**Record list:**

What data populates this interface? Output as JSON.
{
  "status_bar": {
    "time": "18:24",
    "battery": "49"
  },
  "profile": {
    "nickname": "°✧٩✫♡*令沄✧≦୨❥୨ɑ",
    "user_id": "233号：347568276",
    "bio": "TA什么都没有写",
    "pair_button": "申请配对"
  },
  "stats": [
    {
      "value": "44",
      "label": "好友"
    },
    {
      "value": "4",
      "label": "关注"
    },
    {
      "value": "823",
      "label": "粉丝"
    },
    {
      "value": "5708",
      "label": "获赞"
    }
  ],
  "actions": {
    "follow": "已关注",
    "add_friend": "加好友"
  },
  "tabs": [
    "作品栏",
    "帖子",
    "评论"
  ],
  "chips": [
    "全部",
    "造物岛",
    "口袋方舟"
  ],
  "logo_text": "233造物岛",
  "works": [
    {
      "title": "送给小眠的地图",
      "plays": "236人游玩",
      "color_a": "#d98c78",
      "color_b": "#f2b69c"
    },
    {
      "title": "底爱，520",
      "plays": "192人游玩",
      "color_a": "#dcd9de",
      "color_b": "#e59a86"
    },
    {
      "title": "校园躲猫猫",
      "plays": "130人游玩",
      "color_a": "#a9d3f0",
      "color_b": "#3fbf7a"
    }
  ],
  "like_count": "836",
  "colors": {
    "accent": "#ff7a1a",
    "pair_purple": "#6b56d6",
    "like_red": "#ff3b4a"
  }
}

**Set exercise:** Give back all the records exactly as they stand.

**Task result:**
What data populates this interface? Output as JSON.
{
  "status_bar": {
    "time": "18:24",
    "battery": "49"
  },
  "profile": {
    "nickname": "°✧٩✫♡*令沄✧≦୨❥୨ɑ",
    "user_id": "233号：347568276",
    "bio": "TA什么都没有写",
    "pair_button": "申请配对"
  },
  "stats": [
    {
      "value": "44",
      "label": "好友"
    },
    {
      "value": "4",
      "label": "关注"
    },
    {
      "value": "823",
      "label": "粉丝"
    },
    {
      "value": "5708",
      "label": "获赞"
    }
  ],
  "actions": {
    "follow": "已关注",
    "add_friend": "加好友"
  },
  "tabs": [
    "作品栏",
    "帖子",
    "评论"
  ],
  "chips": [
    "全部",
    "造物岛",
    "口袋方舟"
  ],
  "logo_text": "233造物岛",
  "works": [
    {
      "title": "送给小眠的地图",
      "plays": "236人游玩",
      "color_a": "#d98c78",
      "color_b": "#f2b69c"
    },
    {
      "title": "底爱，520",
      "plays": "192人游玩",
      "color_a": "#dcd9de",
      "color_b": "#e59a86"
    },
    {
      "title": "校园躲猫猫",
      "plays": "130人游玩",
      "color_a": "#a9d3f0",
      "color_b": "#3fbf7a"
    }
  ],
  "like_count": "836",
  "colors": {
    "accent": "#ff7a1a",
    "pair_purple": "#6b56d6",
    "like_red": "#ff3b4a"
  }
}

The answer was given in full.